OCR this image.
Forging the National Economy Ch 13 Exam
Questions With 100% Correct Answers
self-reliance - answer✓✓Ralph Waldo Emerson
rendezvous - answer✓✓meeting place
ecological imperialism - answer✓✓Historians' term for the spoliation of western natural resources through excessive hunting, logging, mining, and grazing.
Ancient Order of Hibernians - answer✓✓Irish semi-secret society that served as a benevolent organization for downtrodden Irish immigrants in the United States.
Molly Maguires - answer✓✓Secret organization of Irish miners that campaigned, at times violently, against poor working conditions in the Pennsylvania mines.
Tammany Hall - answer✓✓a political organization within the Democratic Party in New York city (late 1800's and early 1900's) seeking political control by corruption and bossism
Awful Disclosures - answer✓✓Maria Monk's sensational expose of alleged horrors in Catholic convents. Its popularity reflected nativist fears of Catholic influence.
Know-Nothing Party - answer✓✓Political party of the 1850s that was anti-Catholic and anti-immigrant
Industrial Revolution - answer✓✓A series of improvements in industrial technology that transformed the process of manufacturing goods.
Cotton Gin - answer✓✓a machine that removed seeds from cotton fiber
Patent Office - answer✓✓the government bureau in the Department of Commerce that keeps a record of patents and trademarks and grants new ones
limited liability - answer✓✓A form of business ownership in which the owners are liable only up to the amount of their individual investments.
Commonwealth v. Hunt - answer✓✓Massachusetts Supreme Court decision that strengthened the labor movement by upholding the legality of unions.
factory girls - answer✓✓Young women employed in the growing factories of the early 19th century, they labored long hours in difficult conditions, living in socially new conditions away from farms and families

* **WRITTEN TASK**
From the listing above, find the number of lines with the word "early" in them. Answer with the number only.

* **RESPONSE**
2